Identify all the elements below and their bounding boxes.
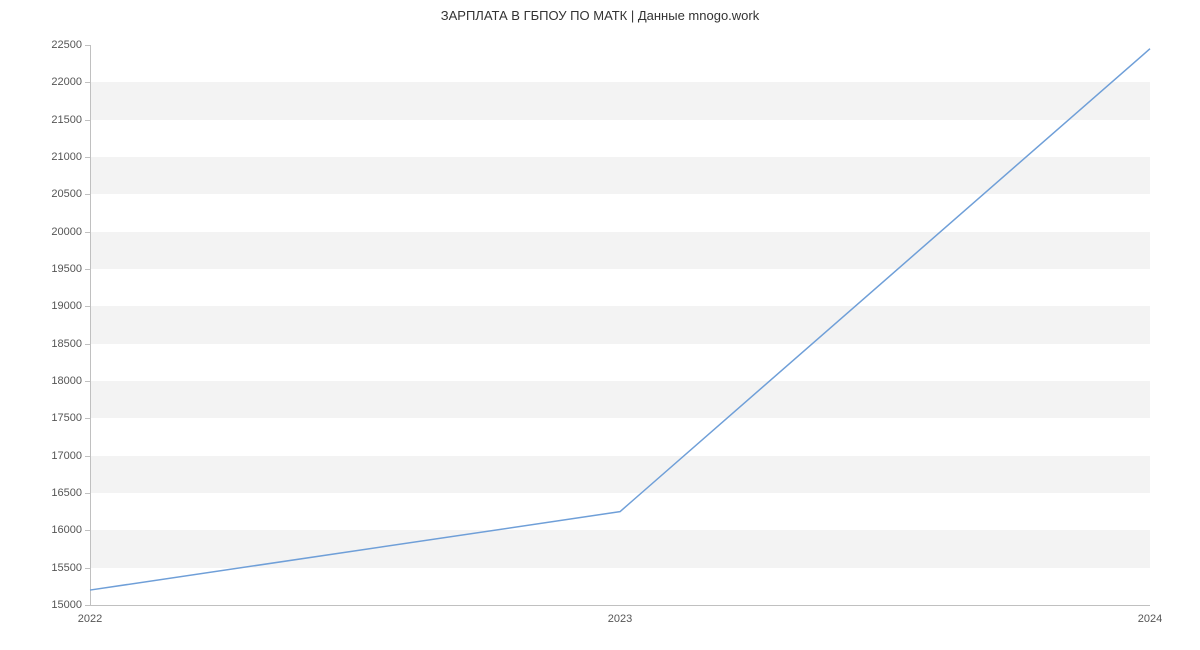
y-tick-label: 20500 <box>51 188 82 200</box>
y-tick-mark <box>85 456 90 457</box>
y-tick-label: 19500 <box>51 263 82 275</box>
x-tick-label: 2023 <box>608 613 632 625</box>
y-tick-label: 18500 <box>51 338 82 350</box>
y-tick-mark <box>85 157 90 158</box>
y-tick-mark <box>85 493 90 494</box>
x-tick-label: 2022 <box>78 613 102 625</box>
plot-area: 1500015500160001650017000175001800018500… <box>90 45 1150 605</box>
salary-chart: ЗАРПЛАТА В ГБПОУ ПО МАТК | Данные mnogo.… <box>0 0 1200 650</box>
y-tick-label: 19000 <box>51 300 82 312</box>
y-tick-label: 22500 <box>51 39 82 51</box>
series-line <box>90 49 1150 590</box>
y-tick-mark <box>85 418 90 419</box>
y-tick-mark <box>85 45 90 46</box>
y-tick-mark <box>85 306 90 307</box>
y-tick-mark <box>85 568 90 569</box>
y-tick-label: 21500 <box>51 114 82 126</box>
y-tick-label: 15000 <box>51 599 82 611</box>
x-axis-line <box>90 605 1150 606</box>
y-tick-mark <box>85 605 90 606</box>
y-tick-mark <box>85 120 90 121</box>
y-tick-label: 17000 <box>51 450 82 462</box>
line-series <box>90 45 1150 605</box>
y-tick-label: 16500 <box>51 487 82 499</box>
y-tick-label: 22000 <box>51 76 82 88</box>
y-tick-mark <box>85 82 90 83</box>
y-tick-label: 16000 <box>51 524 82 536</box>
y-tick-label: 17500 <box>51 412 82 424</box>
chart-title: ЗАРПЛАТА В ГБПОУ ПО МАТК | Данные mnogo.… <box>0 8 1200 23</box>
y-tick-mark <box>85 232 90 233</box>
y-tick-mark <box>85 194 90 195</box>
y-tick-label: 18000 <box>51 375 82 387</box>
y-tick-mark <box>85 344 90 345</box>
y-tick-label: 20000 <box>51 226 82 238</box>
y-tick-mark <box>85 530 90 531</box>
y-tick-label: 15500 <box>51 562 82 574</box>
y-tick-label: 21000 <box>51 151 82 163</box>
y-tick-mark <box>85 269 90 270</box>
y-tick-mark <box>85 381 90 382</box>
x-tick-label: 2024 <box>1138 613 1162 625</box>
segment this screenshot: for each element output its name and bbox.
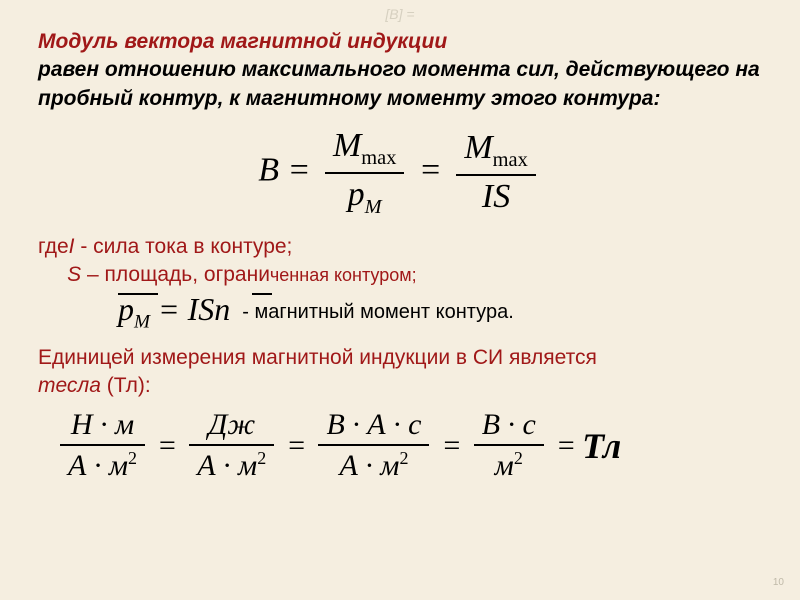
where-var-S: S <box>38 263 81 286</box>
watermark-text: [B] = <box>385 6 414 22</box>
u2-num: Дж <box>189 408 274 446</box>
fraction-1: Mmax pM <box>325 127 404 219</box>
title-rest: равен отношению максимального момента си… <box>38 58 760 109</box>
frac2-den: IS <box>456 176 535 216</box>
where-block: гдеI - сила тока в контуре; S – площадь,… <box>38 233 762 290</box>
vector-bar-n <box>252 293 272 295</box>
unit-frac-3: В · А · с А · м2 <box>318 408 429 483</box>
ueq2: = <box>286 429 306 463</box>
u1-den: А · м <box>68 449 128 482</box>
u3-sup: 2 <box>399 448 408 468</box>
vector-bar-p <box>118 293 158 295</box>
ueq1: = <box>157 429 177 463</box>
pm-is: IS <box>188 291 215 327</box>
main-formula: B = Mmax pM = Mmax IS <box>38 127 762 219</box>
where-line2-a: – площадь, ограни <box>81 263 270 286</box>
title-block: Модуль вектора магнитной индукции равен … <box>38 28 762 113</box>
formula-eq1: = <box>288 152 311 189</box>
pm-psub: M <box>134 312 150 333</box>
u1-num: Н · м <box>60 408 145 446</box>
u1-sup: 2 <box>128 448 137 468</box>
u2-den: А · м <box>197 449 257 482</box>
unit-text: Единицей измерения магнитной индукции в … <box>38 344 762 401</box>
frac2-num-base: M <box>464 129 492 166</box>
title-red-line: Модуль вектора магнитной индукции <box>38 30 447 53</box>
where-prefix: где <box>38 235 69 258</box>
fraction-2: Mmax IS <box>456 129 535 216</box>
frac1-num-sub: max <box>361 147 396 169</box>
pm-p: p <box>118 291 134 327</box>
u2-sup: 2 <box>257 448 266 468</box>
frac1-den-sub: M <box>365 196 382 218</box>
pm-eq: = <box>150 291 188 327</box>
pm-formula: pM = ISn <box>118 291 230 333</box>
frac1-num-base: M <box>333 127 361 164</box>
where-line2-b: ченная контуром; <box>270 265 417 285</box>
units-formula: Н · м А · м2 = Дж А · м2 = В · А · с А ·… <box>54 408 762 483</box>
ueq4: = <box>556 429 576 463</box>
pm-label: - магнитный момент контура. <box>242 301 514 324</box>
where-line1-rest: - сила тока в контуре; <box>75 235 293 258</box>
u4-sup: 2 <box>514 448 523 468</box>
unit-part1: Единицей измерения магнитной индукции в … <box>38 346 597 369</box>
pm-line: pM = ISn - магнитный момент контура. <box>118 291 762 333</box>
unit-frac-2: Дж А · м2 <box>189 408 274 483</box>
frac2-num-sub: max <box>493 149 528 171</box>
formula-eq2: = <box>419 152 442 189</box>
ueq3: = <box>441 429 461 463</box>
unit-part2: (Тл): <box>101 374 151 397</box>
u4-num: В · с <box>474 408 544 446</box>
u4-den: м <box>495 449 514 482</box>
u3-den: А · м <box>339 449 399 482</box>
unit-tesla: тесла <box>38 374 101 397</box>
u3-num: В · А · с <box>318 408 429 446</box>
units-result: Тл <box>582 425 621 467</box>
unit-frac-4: В · с м2 <box>474 408 544 483</box>
frac1-den-base: p <box>348 176 365 213</box>
page-number: 10 <box>773 577 784 588</box>
formula-lhs: B <box>258 152 279 189</box>
unit-frac-1: Н · м А · м2 <box>60 408 145 483</box>
pm-n: n <box>214 291 230 327</box>
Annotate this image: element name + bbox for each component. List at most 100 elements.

Task prompt: Reproduce all of the entries above line for line, without any changes, and leave out the pictures.

Correct output:
Identify all the elements below and their bounding boxes.
y-tick-label: 20500 <box>51 188 82 200</box>
y-tick-mark <box>85 456 90 457</box>
y-tick-label: 19500 <box>51 263 82 275</box>
x-tick-label: 2023 <box>608 613 632 625</box>
y-tick-label: 18500 <box>51 338 82 350</box>
y-tick-mark <box>85 157 90 158</box>
y-tick-mark <box>85 493 90 494</box>
x-tick-label: 2022 <box>78 613 102 625</box>
plot-area: 1500015500160001650017000175001800018500… <box>90 45 1150 605</box>
salary-chart: ЗАРПЛАТА В ГБПОУ ПО МАТК | Данные mnogo.… <box>0 0 1200 650</box>
y-tick-label: 19000 <box>51 300 82 312</box>
y-tick-label: 22500 <box>51 39 82 51</box>
series-line <box>90 49 1150 590</box>
y-tick-mark <box>85 418 90 419</box>
y-tick-mark <box>85 45 90 46</box>
y-tick-mark <box>85 306 90 307</box>
y-tick-mark <box>85 568 90 569</box>
y-tick-label: 21500 <box>51 114 82 126</box>
y-tick-label: 15000 <box>51 599 82 611</box>
x-axis-line <box>90 605 1150 606</box>
y-tick-mark <box>85 605 90 606</box>
y-tick-mark <box>85 120 90 121</box>
y-tick-label: 17000 <box>51 450 82 462</box>
line-series <box>90 45 1150 605</box>
y-tick-label: 16500 <box>51 487 82 499</box>
y-tick-label: 22000 <box>51 76 82 88</box>
y-tick-mark <box>85 82 90 83</box>
y-tick-label: 16000 <box>51 524 82 536</box>
y-tick-label: 17500 <box>51 412 82 424</box>
chart-title: ЗАРПЛАТА В ГБПОУ ПО МАТК | Данные mnogo.… <box>0 8 1200 23</box>
y-tick-mark <box>85 232 90 233</box>
y-tick-mark <box>85 194 90 195</box>
y-tick-label: 18000 <box>51 375 82 387</box>
y-tick-mark <box>85 344 90 345</box>
y-tick-label: 20000 <box>51 226 82 238</box>
y-tick-mark <box>85 530 90 531</box>
y-tick-label: 15500 <box>51 562 82 574</box>
y-tick-label: 21000 <box>51 151 82 163</box>
y-tick-mark <box>85 269 90 270</box>
y-tick-mark <box>85 381 90 382</box>
x-tick-label: 2024 <box>1138 613 1162 625</box>
segment this screenshot: for each element output its name and bbox.
where-var-S: S <box>38 263 81 286</box>
watermark-text: [B] = <box>385 6 414 22</box>
u2-num: Дж <box>189 408 274 446</box>
fraction-1: Mmax pM <box>325 127 404 219</box>
title-rest: равен отношению максимального момента си… <box>38 58 760 109</box>
frac2-den: IS <box>456 176 535 216</box>
where-block: гдеI - сила тока в контуре; S – площадь,… <box>38 233 762 290</box>
vector-bar-n <box>252 293 272 295</box>
unit-frac-3: В · А · с А · м2 <box>318 408 429 483</box>
ueq2: = <box>286 429 306 463</box>
u1-den: А · м <box>68 449 128 482</box>
u3-sup: 2 <box>399 448 408 468</box>
vector-bar-p <box>118 293 158 295</box>
ueq1: = <box>157 429 177 463</box>
pm-is: IS <box>188 291 215 327</box>
main-formula: B = Mmax pM = Mmax IS <box>38 127 762 219</box>
where-line2-a: – площадь, ограни <box>81 263 270 286</box>
title-block: Модуль вектора магнитной индукции равен … <box>38 28 762 113</box>
formula-eq1: = <box>288 152 311 189</box>
pm-psub: M <box>134 312 150 333</box>
u1-num: Н · м <box>60 408 145 446</box>
u1-sup: 2 <box>128 448 137 468</box>
u2-den: А · м <box>197 449 257 482</box>
unit-text: Единицей измерения магнитной индукции в … <box>38 344 762 401</box>
frac2-num-base: M <box>464 129 492 166</box>
title-red-line: Модуль вектора магнитной индукции <box>38 30 447 53</box>
where-prefix: где <box>38 235 69 258</box>
fraction-2: Mmax IS <box>456 129 535 216</box>
frac1-num-sub: max <box>361 147 396 169</box>
pm-p: p <box>118 291 134 327</box>
u2-sup: 2 <box>257 448 266 468</box>
frac1-den-sub: M <box>365 196 382 218</box>
pm-eq: = <box>150 291 188 327</box>
pm-formula: pM = ISn <box>118 291 230 333</box>
frac1-num-base: M <box>333 127 361 164</box>
where-line2-b: ченная контуром; <box>270 265 417 285</box>
units-formula: Н · м А · м2 = Дж А · м2 = В · А · с А ·… <box>54 408 762 483</box>
ueq4: = <box>556 429 576 463</box>
pm-label: - магнитный момент контура. <box>242 301 514 324</box>
where-line1-rest: - сила тока в контуре; <box>75 235 293 258</box>
u4-sup: 2 <box>514 448 523 468</box>
unit-part1: Единицей измерения магнитной индукции в … <box>38 346 597 369</box>
pm-line: pM = ISn - магнитный момент контура. <box>118 291 762 333</box>
unit-frac-2: Дж А · м2 <box>189 408 274 483</box>
frac2-num-sub: max <box>493 149 528 171</box>
formula-eq2: = <box>419 152 442 189</box>
ueq3: = <box>441 429 461 463</box>
unit-part2: (Тл): <box>101 374 151 397</box>
u4-num: В · с <box>474 408 544 446</box>
u4-den: м <box>495 449 514 482</box>
u3-den: А · м <box>339 449 399 482</box>
unit-tesla: тесла <box>38 374 101 397</box>
u3-num: В · А · с <box>318 408 429 446</box>
units-result: Тл <box>582 425 621 467</box>
unit-frac-4: В · с м2 <box>474 408 544 483</box>
frac1-den-base: p <box>348 176 365 213</box>
page-number: 10 <box>773 577 784 588</box>
formula-lhs: B <box>258 152 279 189</box>
unit-frac-1: Н · м А · м2 <box>60 408 145 483</box>
pm-n: n <box>214 291 230 327</box>
Annotate this image: element name + bbox for each component. List at most 100 elements.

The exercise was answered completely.